● **Directive**:
Check each line of the material below, and copy it if it holds the string "rain".

● **Records to process**:
◆ ◆ ◆ ◆

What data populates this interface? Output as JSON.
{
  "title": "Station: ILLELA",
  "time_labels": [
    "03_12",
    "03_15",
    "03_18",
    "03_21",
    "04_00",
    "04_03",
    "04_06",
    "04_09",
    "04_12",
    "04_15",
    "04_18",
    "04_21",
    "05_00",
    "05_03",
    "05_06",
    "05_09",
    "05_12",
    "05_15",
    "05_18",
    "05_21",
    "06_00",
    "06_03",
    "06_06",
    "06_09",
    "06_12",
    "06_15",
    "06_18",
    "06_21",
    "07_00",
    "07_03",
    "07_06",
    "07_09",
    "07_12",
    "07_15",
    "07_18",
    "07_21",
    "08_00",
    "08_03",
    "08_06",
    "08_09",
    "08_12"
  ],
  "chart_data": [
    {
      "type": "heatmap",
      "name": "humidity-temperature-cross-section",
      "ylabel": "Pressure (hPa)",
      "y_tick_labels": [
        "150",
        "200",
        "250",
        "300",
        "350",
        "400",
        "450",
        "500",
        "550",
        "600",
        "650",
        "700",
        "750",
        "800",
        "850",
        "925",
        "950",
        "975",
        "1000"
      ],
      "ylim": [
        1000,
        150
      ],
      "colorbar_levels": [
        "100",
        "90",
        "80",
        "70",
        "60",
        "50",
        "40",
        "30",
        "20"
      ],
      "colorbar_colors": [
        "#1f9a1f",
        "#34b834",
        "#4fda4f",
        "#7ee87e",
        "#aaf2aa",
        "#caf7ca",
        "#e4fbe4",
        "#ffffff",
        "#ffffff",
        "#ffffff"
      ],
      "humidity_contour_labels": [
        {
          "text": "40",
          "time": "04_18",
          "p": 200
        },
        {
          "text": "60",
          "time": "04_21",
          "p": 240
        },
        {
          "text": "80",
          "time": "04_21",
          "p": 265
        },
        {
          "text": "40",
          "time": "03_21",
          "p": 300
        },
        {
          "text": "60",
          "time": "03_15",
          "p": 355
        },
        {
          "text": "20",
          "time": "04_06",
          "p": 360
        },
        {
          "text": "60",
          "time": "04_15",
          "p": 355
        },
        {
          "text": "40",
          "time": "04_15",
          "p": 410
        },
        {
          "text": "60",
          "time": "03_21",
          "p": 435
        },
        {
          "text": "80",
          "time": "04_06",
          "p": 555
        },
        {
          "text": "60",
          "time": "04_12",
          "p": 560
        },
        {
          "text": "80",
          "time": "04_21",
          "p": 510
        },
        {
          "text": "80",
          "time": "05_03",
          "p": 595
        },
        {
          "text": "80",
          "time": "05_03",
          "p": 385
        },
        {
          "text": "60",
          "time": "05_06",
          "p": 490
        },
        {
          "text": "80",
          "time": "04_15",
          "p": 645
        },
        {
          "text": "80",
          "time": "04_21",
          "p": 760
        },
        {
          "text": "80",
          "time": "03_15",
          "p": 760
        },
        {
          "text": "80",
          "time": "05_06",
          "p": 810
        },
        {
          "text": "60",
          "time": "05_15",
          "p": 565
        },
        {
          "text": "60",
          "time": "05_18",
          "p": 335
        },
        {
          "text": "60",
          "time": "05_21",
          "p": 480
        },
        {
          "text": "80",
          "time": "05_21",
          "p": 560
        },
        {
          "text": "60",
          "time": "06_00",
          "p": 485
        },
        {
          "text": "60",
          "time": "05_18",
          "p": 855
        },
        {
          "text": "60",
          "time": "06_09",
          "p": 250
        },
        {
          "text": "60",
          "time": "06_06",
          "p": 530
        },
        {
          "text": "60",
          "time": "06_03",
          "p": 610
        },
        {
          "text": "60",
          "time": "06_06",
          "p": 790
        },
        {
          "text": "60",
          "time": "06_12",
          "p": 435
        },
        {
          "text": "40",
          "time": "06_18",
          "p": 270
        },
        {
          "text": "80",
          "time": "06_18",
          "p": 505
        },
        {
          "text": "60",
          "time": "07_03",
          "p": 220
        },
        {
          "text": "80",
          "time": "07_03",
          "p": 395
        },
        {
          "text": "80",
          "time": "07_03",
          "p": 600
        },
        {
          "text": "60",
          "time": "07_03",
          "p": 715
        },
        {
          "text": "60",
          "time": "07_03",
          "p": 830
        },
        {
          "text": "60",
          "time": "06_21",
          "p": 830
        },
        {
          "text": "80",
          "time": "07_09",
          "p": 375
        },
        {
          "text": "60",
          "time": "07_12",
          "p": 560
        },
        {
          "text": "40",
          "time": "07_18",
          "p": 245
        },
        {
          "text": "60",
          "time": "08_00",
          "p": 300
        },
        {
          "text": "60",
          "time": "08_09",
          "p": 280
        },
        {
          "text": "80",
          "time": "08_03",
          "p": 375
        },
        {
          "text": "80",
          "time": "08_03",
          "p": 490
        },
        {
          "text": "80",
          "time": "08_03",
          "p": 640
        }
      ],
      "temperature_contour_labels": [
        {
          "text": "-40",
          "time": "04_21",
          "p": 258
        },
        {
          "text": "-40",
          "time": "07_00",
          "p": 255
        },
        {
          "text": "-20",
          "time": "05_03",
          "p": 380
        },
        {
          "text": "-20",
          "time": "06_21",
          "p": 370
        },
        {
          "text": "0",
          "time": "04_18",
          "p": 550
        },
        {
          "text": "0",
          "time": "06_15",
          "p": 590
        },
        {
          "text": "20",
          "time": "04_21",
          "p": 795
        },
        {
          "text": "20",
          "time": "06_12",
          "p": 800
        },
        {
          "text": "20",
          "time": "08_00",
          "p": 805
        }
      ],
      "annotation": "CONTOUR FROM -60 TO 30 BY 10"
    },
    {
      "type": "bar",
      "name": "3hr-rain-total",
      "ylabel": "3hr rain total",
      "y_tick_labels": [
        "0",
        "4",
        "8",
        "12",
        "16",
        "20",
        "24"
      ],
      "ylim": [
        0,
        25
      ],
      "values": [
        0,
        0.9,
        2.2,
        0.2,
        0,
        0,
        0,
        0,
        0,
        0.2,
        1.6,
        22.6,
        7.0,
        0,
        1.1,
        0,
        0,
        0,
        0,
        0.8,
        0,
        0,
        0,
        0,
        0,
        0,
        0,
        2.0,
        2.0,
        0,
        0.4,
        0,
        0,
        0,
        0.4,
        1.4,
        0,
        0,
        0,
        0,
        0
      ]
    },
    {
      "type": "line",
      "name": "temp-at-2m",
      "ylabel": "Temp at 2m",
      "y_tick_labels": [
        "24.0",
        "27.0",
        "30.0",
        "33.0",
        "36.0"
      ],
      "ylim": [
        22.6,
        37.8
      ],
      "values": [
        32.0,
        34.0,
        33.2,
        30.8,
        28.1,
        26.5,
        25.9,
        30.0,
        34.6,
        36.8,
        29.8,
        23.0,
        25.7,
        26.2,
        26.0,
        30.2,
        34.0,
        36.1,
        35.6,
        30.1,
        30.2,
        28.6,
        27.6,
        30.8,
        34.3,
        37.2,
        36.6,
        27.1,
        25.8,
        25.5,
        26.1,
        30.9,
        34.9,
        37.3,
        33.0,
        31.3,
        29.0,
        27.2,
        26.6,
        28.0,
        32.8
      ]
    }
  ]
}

◆ ◆ ◆ ◆

● **Task result**:
      "name": "3hr-rain-total",
      "ylabel": "3hr rain total",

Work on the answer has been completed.